== Raw data
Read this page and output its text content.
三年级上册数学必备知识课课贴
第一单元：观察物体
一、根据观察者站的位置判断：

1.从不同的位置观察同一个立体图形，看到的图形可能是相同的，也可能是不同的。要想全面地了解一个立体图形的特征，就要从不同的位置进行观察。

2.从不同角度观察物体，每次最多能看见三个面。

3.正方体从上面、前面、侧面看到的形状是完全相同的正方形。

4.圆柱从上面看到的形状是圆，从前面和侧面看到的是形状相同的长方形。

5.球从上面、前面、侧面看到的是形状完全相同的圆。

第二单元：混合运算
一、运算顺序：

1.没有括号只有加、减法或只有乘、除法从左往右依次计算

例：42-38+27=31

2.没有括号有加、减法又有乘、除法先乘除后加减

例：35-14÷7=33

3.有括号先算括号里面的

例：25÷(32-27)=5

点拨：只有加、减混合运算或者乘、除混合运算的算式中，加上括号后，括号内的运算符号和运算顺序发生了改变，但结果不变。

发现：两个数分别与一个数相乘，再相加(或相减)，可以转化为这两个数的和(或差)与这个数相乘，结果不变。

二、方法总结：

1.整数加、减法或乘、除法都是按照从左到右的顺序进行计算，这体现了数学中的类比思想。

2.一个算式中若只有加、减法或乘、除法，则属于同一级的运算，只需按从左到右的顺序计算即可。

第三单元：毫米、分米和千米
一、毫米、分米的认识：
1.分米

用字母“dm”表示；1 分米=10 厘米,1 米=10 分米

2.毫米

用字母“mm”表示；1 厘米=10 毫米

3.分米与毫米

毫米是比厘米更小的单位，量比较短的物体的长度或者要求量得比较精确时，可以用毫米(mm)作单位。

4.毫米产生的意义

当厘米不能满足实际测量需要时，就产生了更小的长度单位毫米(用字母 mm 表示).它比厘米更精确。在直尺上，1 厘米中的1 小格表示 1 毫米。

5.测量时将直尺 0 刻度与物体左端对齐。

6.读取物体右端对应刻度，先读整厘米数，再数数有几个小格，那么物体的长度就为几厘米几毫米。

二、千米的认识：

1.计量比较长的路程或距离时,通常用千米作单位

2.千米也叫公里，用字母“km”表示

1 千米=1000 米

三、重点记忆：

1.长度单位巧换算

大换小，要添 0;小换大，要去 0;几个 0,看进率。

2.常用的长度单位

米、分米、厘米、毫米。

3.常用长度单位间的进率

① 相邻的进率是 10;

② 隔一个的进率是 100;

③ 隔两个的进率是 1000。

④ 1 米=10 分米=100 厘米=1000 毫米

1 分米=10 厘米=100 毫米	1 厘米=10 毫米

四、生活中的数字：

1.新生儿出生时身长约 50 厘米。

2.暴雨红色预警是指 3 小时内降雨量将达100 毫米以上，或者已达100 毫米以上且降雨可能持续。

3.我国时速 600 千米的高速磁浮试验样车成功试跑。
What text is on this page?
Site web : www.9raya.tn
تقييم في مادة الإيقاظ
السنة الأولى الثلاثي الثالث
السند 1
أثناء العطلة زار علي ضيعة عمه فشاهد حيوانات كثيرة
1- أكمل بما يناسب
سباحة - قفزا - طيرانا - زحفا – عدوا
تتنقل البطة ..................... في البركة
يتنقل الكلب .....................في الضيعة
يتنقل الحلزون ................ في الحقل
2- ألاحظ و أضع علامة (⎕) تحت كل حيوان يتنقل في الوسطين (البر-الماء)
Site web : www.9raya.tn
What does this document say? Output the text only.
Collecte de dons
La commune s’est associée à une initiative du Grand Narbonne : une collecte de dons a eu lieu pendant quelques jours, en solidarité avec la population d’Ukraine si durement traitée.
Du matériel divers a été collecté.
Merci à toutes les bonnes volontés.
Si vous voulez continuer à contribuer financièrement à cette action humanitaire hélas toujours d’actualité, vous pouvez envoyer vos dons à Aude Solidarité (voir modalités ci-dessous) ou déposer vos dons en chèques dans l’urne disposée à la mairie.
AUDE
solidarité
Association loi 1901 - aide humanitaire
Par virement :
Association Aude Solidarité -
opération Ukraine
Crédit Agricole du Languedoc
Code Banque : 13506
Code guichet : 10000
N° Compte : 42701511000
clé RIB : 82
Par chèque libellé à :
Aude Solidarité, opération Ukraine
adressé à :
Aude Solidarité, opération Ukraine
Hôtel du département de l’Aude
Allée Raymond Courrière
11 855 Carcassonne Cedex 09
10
====
__Requirement__:
Using the listing above, pull out all lines that hold the word "dons".

__Complete output__:
Collecte de dons
La commune s’est associée à une initiative du Grand Narbonne : une collecte de dons a eu lieu pendant quelques jours, en solidarité avec la population d’Ukraine si durement traitée.
Si vous voulez continuer à contribuer financièrement à cette action humanitaire hélas toujours d’actualité, vous pouvez envoyer vos dons à Aude Solidarité (voir modalités ci-dessous) ou déposer vos dons en chèques dans l’urne disposée à la mairie.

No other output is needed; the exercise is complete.